YOUR GOAL => Pictures stay out; everything else in the records below is copied exactly.

======== ENTRIES ========

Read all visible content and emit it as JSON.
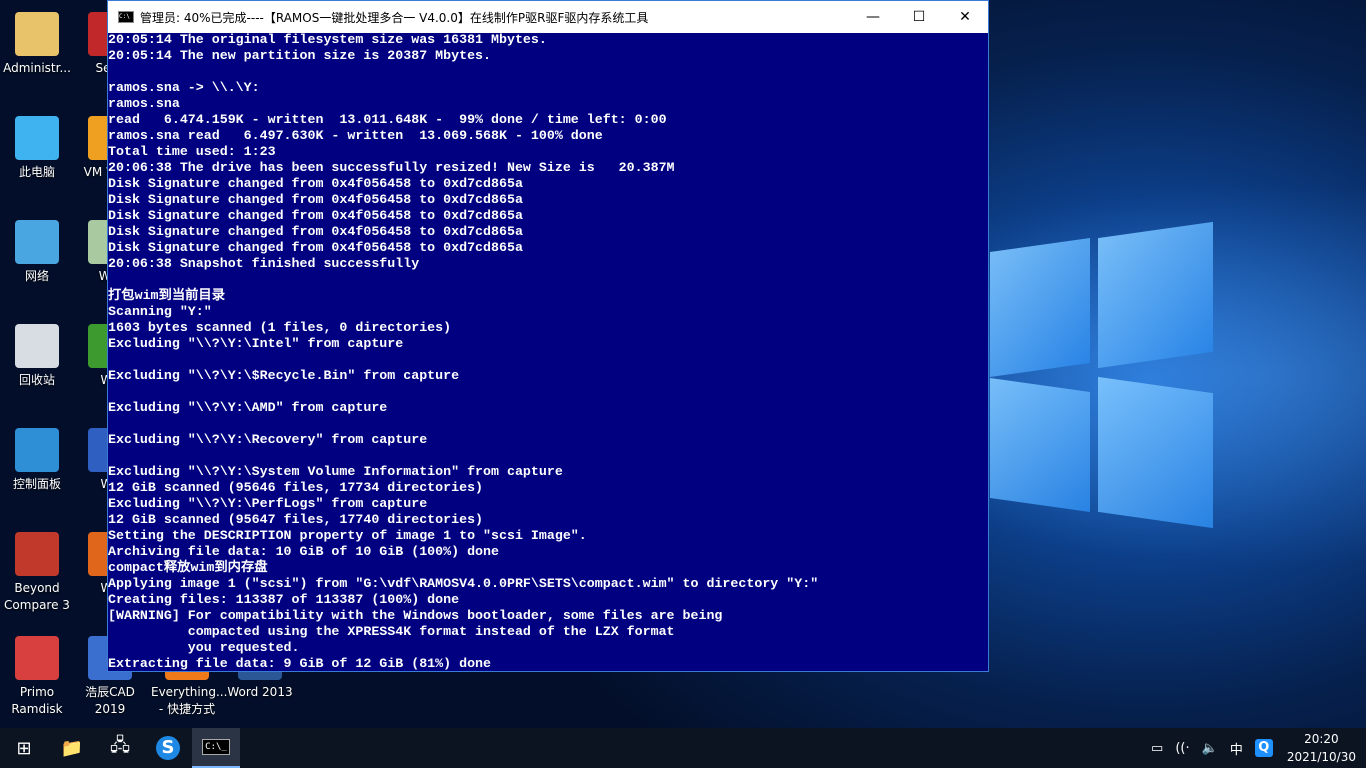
{
  "desktop": {
    "col1": [
      {
        "label": "Administr...",
        "icon": "user-folder-icon",
        "color": "#e8c36a"
      },
      {
        "label": "此电脑",
        "icon": "computer-icon",
        "color": "#3fb2f0"
      },
      {
        "label": "网络",
        "icon": "network-icon",
        "color": "#4aa6e0"
      },
      {
        "label": "回收站",
        "icon": "recycle-bin-icon",
        "color": "#d8dde4"
      },
      {
        "label": "控制面板",
        "icon": "control-panel-icon",
        "color": "#2f8fd6"
      },
      {
        "label": "Beyond Compare 3",
        "icon": "beyond-compare-icon",
        "color": "#c0392b"
      },
      {
        "label": "Primo Ramdisk",
        "icon": "primo-ramdisk-icon",
        "color": "#d84040"
      }
    ],
    "col2": [
      {
        "label": "Seco",
        "icon": "security-shield-icon",
        "color": "#c0282a"
      },
      {
        "label": "VM Work",
        "icon": "vmware-icon",
        "color": "#f0a020"
      },
      {
        "label": "Win",
        "icon": "winhex-icon",
        "color": "#a9c9a0"
      },
      {
        "label": "WP",
        "icon": "wps-spreadsheet-icon",
        "color": "#3c9a2e"
      },
      {
        "label": "WP",
        "icon": "wps-writer-icon",
        "color": "#2f5fc0"
      },
      {
        "label": "WP",
        "icon": "wps-presentation-icon",
        "color": "#e0661c"
      },
      {
        "label": "浩辰CAD 2019",
        "icon": "gstarcad-icon",
        "color": "#3a6fd0"
      }
    ],
    "bottom": [
      {
        "label": "Everything... - 快捷方式",
        "icon": "everything-icon",
        "color": "#f07a1a"
      },
      {
        "label": "Word 2013",
        "icon": "word-icon",
        "color": "#2b5797"
      }
    ]
  },
  "window": {
    "title": "管理员:  40%已完成----【RAMOS一键批处理多合一 V4.0.0】在线制作P驱R驱F驱内存系统工具",
    "minimize": "—",
    "maximize": "☐",
    "close": "✕",
    "lines": [
      "20:05:14 The original filesystem size was 16381 Mbytes.",
      "20:05:14 The new partition size is 20387 Mbytes.",
      "",
      "ramos.sna -> \\\\.\\Y:",
      "ramos.sna",
      "read   6.474.159K - written  13.011.648K -  99% done / time left: 0:00",
      "ramos.sna read   6.497.630K - written  13.069.568K - 100% done",
      "Total time used: 1:23",
      "20:06:38 The drive has been successfully resized! New Size is   20.387M",
      "Disk Signature changed from 0x4f056458 to 0xd7cd865a",
      "Disk Signature changed from 0x4f056458 to 0xd7cd865a",
      "Disk Signature changed from 0x4f056458 to 0xd7cd865a",
      "Disk Signature changed from 0x4f056458 to 0xd7cd865a",
      "Disk Signature changed from 0x4f056458 to 0xd7cd865a",
      "20:06:38 Snapshot finished successfully",
      "",
      "打包wim到当前目录",
      "Scanning \"Y:\"",
      "1603 bytes scanned (1 files, 0 directories)",
      "Excluding \"\\\\?\\Y:\\Intel\" from capture",
      "",
      "Excluding \"\\\\?\\Y:\\$Recycle.Bin\" from capture",
      "",
      "Excluding \"\\\\?\\Y:\\AMD\" from capture",
      "",
      "Excluding \"\\\\?\\Y:\\Recovery\" from capture",
      "",
      "Excluding \"\\\\?\\Y:\\System Volume Information\" from capture",
      "12 GiB scanned (95646 files, 17734 directories)",
      "Excluding \"\\\\?\\Y:\\PerfLogs\" from capture",
      "12 GiB scanned (95647 files, 17740 directories)",
      "Setting the DESCRIPTION property of image 1 to \"scsi Image\".",
      "Archiving file data: 10 GiB of 10 GiB (100%) done",
      "compact释放wim到内存盘",
      "Applying image 1 (\"scsi\") from \"G:\\vdf\\RAMOSV4.0.0PRF\\SETS\\compact.wim\" to directory \"Y:\"",
      "Creating files: 113387 of 113387 (100%) done",
      "[WARNING] For compatibility with the Windows bootloader, some files are being",
      "          compacted using the XPRESS4K format instead of the LZX format",
      "          you requested.",
      "Extracting file data: 9 GiB of 12 GiB (81%) done"
    ]
  },
  "taskbar": {
    "items": [
      {
        "name": "start-button",
        "icon": "windows-logo-icon",
        "glyph": "⊞"
      },
      {
        "name": "file-explorer-button",
        "icon": "folder-icon",
        "glyph": "📁"
      },
      {
        "name": "network-tool-button",
        "icon": "network-monitor-icon",
        "glyph": "🖧"
      },
      {
        "name": "sogou-browser-button",
        "icon": "sogou-icon",
        "glyph": "S"
      },
      {
        "name": "cmd-button",
        "icon": "cmd-icon",
        "glyph": "C:\\_",
        "active": true
      }
    ],
    "tray": {
      "ime": "中",
      "time": "20:20",
      "date": "2021/10/30"
    }
  }
}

========

FINAL ANSWER =>
Read all visible content and emit it as JSON.
{
  "desktop": {
    "col1": [
      {
        "label": "Administr...",
        "icon": "user-folder-icon",
        "color": "#e8c36a"
      },
      {
        "label": "此电脑",
        "icon": "computer-icon",
        "color": "#3fb2f0"
      },
      {
        "label": "网络",
        "icon": "network-icon",
        "color": "#4aa6e0"
      },
      {
        "label": "回收站",
        "icon": "recycle-bin-icon",
        "color": "#d8dde4"
      },
      {
        "label": "控制面板",
        "icon": "control-panel-icon",
        "color": "#2f8fd6"
      },
      {
        "label": "Beyond Compare 3",
        "icon": "beyond-compare-icon",
        "color": "#c0392b"
      },
      {
        "label": "Primo Ramdisk",
        "icon": "primo-ramdisk-icon",
        "color": "#d84040"
      }
    ],
    "col2": [
      {
        "label": "Seco",
        "icon": "security-shield-icon",
        "color": "#c0282a"
      },
      {
        "label": "VM Work",
        "icon": "vmware-icon",
        "color": "#f0a020"
      },
      {
        "label": "Win",
        "icon": "winhex-icon",
        "color": "#a9c9a0"
      },
      {
        "label": "WP",
        "icon": "wps-spreadsheet-icon",
        "color": "#3c9a2e"
      },
      {
        "label": "WP",
        "icon": "wps-writer-icon",
        "color": "#2f5fc0"
      },
      {
        "label": "WP",
        "icon": "wps-presentation-icon",
        "color": "#e0661c"
      },
      {
        "label": "浩辰CAD 2019",
        "icon": "gstarcad-icon",
        "color": "#3a6fd0"
      }
    ],
    "bottom": [
      {
        "label": "Everything... - 快捷方式",
        "icon": "everything-icon",
        "color": "#f07a1a"
      },
      {
        "label": "Word 2013",
        "icon": "word-icon",
        "color": "#2b5797"
      }
    ]
  },
  "window": {
    "title": "管理员:  40%已完成----【RAMOS一键批处理多合一 V4.0.0】在线制作P驱R驱F驱内存系统工具",
    "minimize": "—",
    "maximize": "☐",
    "close": "✕",
    "lines": [
      "20:05:14 The original filesystem size was 16381 Mbytes.",
      "20:05:14 The new partition size is 20387 Mbytes.",
      "",
      "ramos.sna -> \\\\.\\Y:",
      "ramos.sna",
      "read   6.474.159K - written  13.011.648K -  99% done / time left: 0:00",
      "ramos.sna read   6.497.630K - written  13.069.568K - 100% done",
      "Total time used: 1:23",
      "20:06:38 The drive has been successfully resized! New Size is   20.387M",
      "Disk Signature changed from 0x4f056458 to 0xd7cd865a",
      "Disk Signature changed from 0x4f056458 to 0xd7cd865a",
      "Disk Signature changed from 0x4f056458 to 0xd7cd865a",
      "Disk Signature changed from 0x4f056458 to 0xd7cd865a",
      "Disk Signature changed from 0x4f056458 to 0xd7cd865a",
      "20:06:38 Snapshot finished successfully",
      "",
      "打包wim到当前目录",
      "Scanning \"Y:\"",
      "1603 bytes scanned (1 files, 0 directories)",
      "Excluding \"\\\\?\\Y:\\Intel\" from capture",
      "",
      "Excluding \"\\\\?\\Y:\\$Recycle.Bin\" from capture",
      "",
      "Excluding \"\\\\?\\Y:\\AMD\" from capture",
      "",
      "Excluding \"\\\\?\\Y:\\Recovery\" from capture",
      "",
      "Excluding \"\\\\?\\Y:\\System Volume Information\" from capture",
      "12 GiB scanned (95646 files, 17734 directories)",
      "Excluding \"\\\\?\\Y:\\PerfLogs\" from capture",
      "12 GiB scanned (95647 files, 17740 directories)",
      "Setting the DESCRIPTION property of image 1 to \"scsi Image\".",
      "Archiving file data: 10 GiB of 10 GiB (100%) done",
      "compact释放wim到内存盘",
      "Applying image 1 (\"scsi\") from \"G:\\vdf\\RAMOSV4.0.0PRF\\SETS\\compact.wim\" to directory \"Y:\"",
      "Creating files: 113387 of 113387 (100%) done",
      "[WARNING] For compatibility with the Windows bootloader, some files are being",
      "          compacted using the XPRESS4K format instead of the LZX format",
      "          you requested.",
      "Extracting file data: 9 GiB of 12 GiB (81%) done"
    ]
  },
  "taskbar": {
    "items": [
      {
        "name": "start-button",
        "icon": "windows-logo-icon",
        "glyph": "⊞"
      },
      {
        "name": "file-explorer-button",
        "icon": "folder-icon",
        "glyph": "📁"
      },
      {
        "name": "network-tool-button",
        "icon": "network-monitor-icon",
        "glyph": "🖧"
      },
      {
        "name": "sogou-browser-button",
        "icon": "sogou-icon",
        "glyph": "S"
      },
      {
        "name": "cmd-button",
        "icon": "cmd-icon",
        "glyph": "C:\\_",
        "active": true
      }
    ],
    "tray": {
      "ime": "中",
      "time": "20:20",
      "date": "2021/10/30"
    }
  }
}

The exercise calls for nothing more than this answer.